Any picture among the records should be left out, please; retype the rest exactly.

------ LISTED ENTRIES ------

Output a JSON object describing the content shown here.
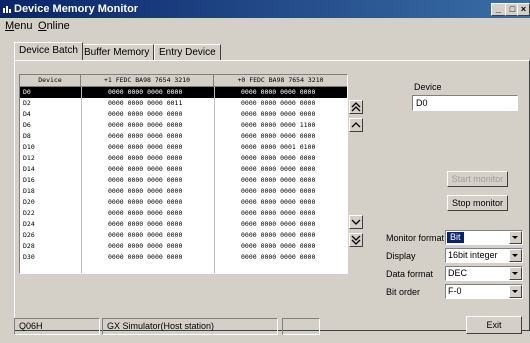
{
  "window": {
    "title": "Device Memory Monitor",
    "controls": [
      "_",
      "□",
      "×"
    ]
  },
  "menu": {
    "items": [
      {
        "label": "Menu",
        "underline": "M",
        "rest": "enu"
      },
      {
        "label": "Online",
        "underline": "O",
        "rest": "nline"
      }
    ]
  },
  "tabs": [
    "Device Batch",
    "Buffer Memory",
    "Entry Device"
  ],
  "grid": {
    "headers": [
      "Device",
      "+1  FEDC BA98 7654 3210",
      "+0  FEDC BA98 7654 3210"
    ],
    "rows": [
      {
        "device": "D0",
        "plus1": "0000 0000 0000 0000",
        "plus0": "0000 0000 0000 0000",
        "selected": true
      },
      {
        "device": "D2",
        "plus1": "0000 0000 0000 0011",
        "plus0": "0000 0000 0000 0000"
      },
      {
        "device": "D4",
        "plus1": "0000 0000 0000 0000",
        "plus0": "0000 0000 0000 0000"
      },
      {
        "device": "D6",
        "plus1": "0000 0000 0000 0000",
        "plus0": "0000 0000 0000 1100"
      },
      {
        "device": "D8",
        "plus1": "0000 0000 0000 0000",
        "plus0": "0000 0000 0000 0000"
      },
      {
        "device": "D10",
        "plus1": "0000 0000 0000 0000",
        "plus0": "0000 0000 0001 0100"
      },
      {
        "device": "D12",
        "plus1": "0000 0000 0000 0000",
        "plus0": "0000 0000 0000 0000"
      },
      {
        "device": "D14",
        "plus1": "0000 0000 0000 0000",
        "plus0": "0000 0000 0000 0000"
      },
      {
        "device": "D16",
        "plus1": "0000 0000 0000 0000",
        "plus0": "0000 0000 0000 0000"
      },
      {
        "device": "D18",
        "plus1": "0000 0000 0000 0000",
        "plus0": "0000 0000 0000 0000"
      },
      {
        "device": "D20",
        "plus1": "0000 0000 0000 0000",
        "plus0": "0000 0000 0000 0000"
      },
      {
        "device": "D22",
        "plus1": "0000 0000 0000 0000",
        "plus0": "0000 0000 0000 0000"
      },
      {
        "device": "D24",
        "plus1": "0000 0000 0000 0000",
        "plus0": "0000 0000 0000 0000"
      },
      {
        "device": "D26",
        "plus1": "0000 0000 0000 0000",
        "plus0": "0000 0000 0000 0000"
      },
      {
        "device": "D28",
        "plus1": "0000 0000 0000 0000",
        "plus0": "0000 0000 0000 0000"
      },
      {
        "device": "D30",
        "plus1": "0000 0000 0000 0000",
        "plus0": "0000 0000 0000 0000"
      }
    ]
  },
  "right_panel": {
    "device_label": "Device",
    "device_value": "D0",
    "start_monitor": "Start monitor",
    "stop_monitor": "Stop monitor",
    "monitor_format_label": "Monitor format",
    "monitor_format_value": "Bit",
    "display_label": "Display",
    "display_value": "16bit integer",
    "data_format_label": "Data format",
    "data_format_value": "DEC",
    "bit_order_label": "Bit order",
    "bit_order_value": "F-0",
    "exit": "Exit"
  },
  "status": {
    "cpu": "Q06H",
    "connection": "GX Simulator(Host station)",
    "extra": ""
  },
  "icons": [
    "app-icon",
    "scroll-top-icon",
    "scroll-up-icon",
    "scroll-down-icon",
    "scroll-bottom-icon",
    "dropdown-arrow-icon"
  ]
}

------

EXERCISE RESPONSE ::
Output a JSON object describing the content shown here.
{
  "window": {
    "title": "Device Memory Monitor",
    "controls": [
      "_",
      "□",
      "×"
    ]
  },
  "menu": {
    "items": [
      {
        "label": "Menu",
        "underline": "M",
        "rest": "enu"
      },
      {
        "label": "Online",
        "underline": "O",
        "rest": "nline"
      }
    ]
  },
  "tabs": [
    "Device Batch",
    "Buffer Memory",
    "Entry Device"
  ],
  "grid": {
    "headers": [
      "Device",
      "+1  FEDC BA98 7654 3210",
      "+0  FEDC BA98 7654 3210"
    ],
    "rows": [
      {
        "device": "D0",
        "plus1": "0000 0000 0000 0000",
        "plus0": "0000 0000 0000 0000",
        "selected": true
      },
      {
        "device": "D2",
        "plus1": "0000 0000 0000 0011",
        "plus0": "0000 0000 0000 0000"
      },
      {
        "device": "D4",
        "plus1": "0000 0000 0000 0000",
        "plus0": "0000 0000 0000 0000"
      },
      {
        "device": "D6",
        "plus1": "0000 0000 0000 0000",
        "plus0": "0000 0000 0000 1100"
      },
      {
        "device": "D8",
        "plus1": "0000 0000 0000 0000",
        "plus0": "0000 0000 0000 0000"
      },
      {
        "device": "D10",
        "plus1": "0000 0000 0000 0000",
        "plus0": "0000 0000 0001 0100"
      },
      {
        "device": "D12",
        "plus1": "0000 0000 0000 0000",
        "plus0": "0000 0000 0000 0000"
      },
      {
        "device": "D14",
        "plus1": "0000 0000 0000 0000",
        "plus0": "0000 0000 0000 0000"
      },
      {
        "device": "D16",
        "plus1": "0000 0000 0000 0000",
        "plus0": "0000 0000 0000 0000"
      },
      {
        "device": "D18",
        "plus1": "0000 0000 0000 0000",
        "plus0": "0000 0000 0000 0000"
      },
      {
        "device": "D20",
        "plus1": "0000 0000 0000 0000",
        "plus0": "0000 0000 0000 0000"
      },
      {
        "device": "D22",
        "plus1": "0000 0000 0000 0000",
        "plus0": "0000 0000 0000 0000"
      },
      {
        "device": "D24",
        "plus1": "0000 0000 0000 0000",
        "plus0": "0000 0000 0000 0000"
      },
      {
        "device": "D26",
        "plus1": "0000 0000 0000 0000",
        "plus0": "0000 0000 0000 0000"
      },
      {
        "device": "D28",
        "plus1": "0000 0000 0000 0000",
        "plus0": "0000 0000 0000 0000"
      },
      {
        "device": "D30",
        "plus1": "0000 0000 0000 0000",
        "plus0": "0000 0000 0000 0000"
      }
    ]
  },
  "right_panel": {
    "device_label": "Device",
    "device_value": "D0",
    "start_monitor": "Start monitor",
    "stop_monitor": "Stop monitor",
    "monitor_format_label": "Monitor format",
    "monitor_format_value": "Bit",
    "display_label": "Display",
    "display_value": "16bit integer",
    "data_format_label": "Data format",
    "data_format_value": "DEC",
    "bit_order_label": "Bit order",
    "bit_order_value": "F-0",
    "exit": "Exit"
  },
  "status": {
    "cpu": "Q06H",
    "connection": "GX Simulator(Host station)",
    "extra": ""
  },
  "icons": [
    "app-icon",
    "scroll-top-icon",
    "scroll-up-icon",
    "scroll-down-icon",
    "scroll-bottom-icon",
    "dropdown-arrow-icon"
  ]
}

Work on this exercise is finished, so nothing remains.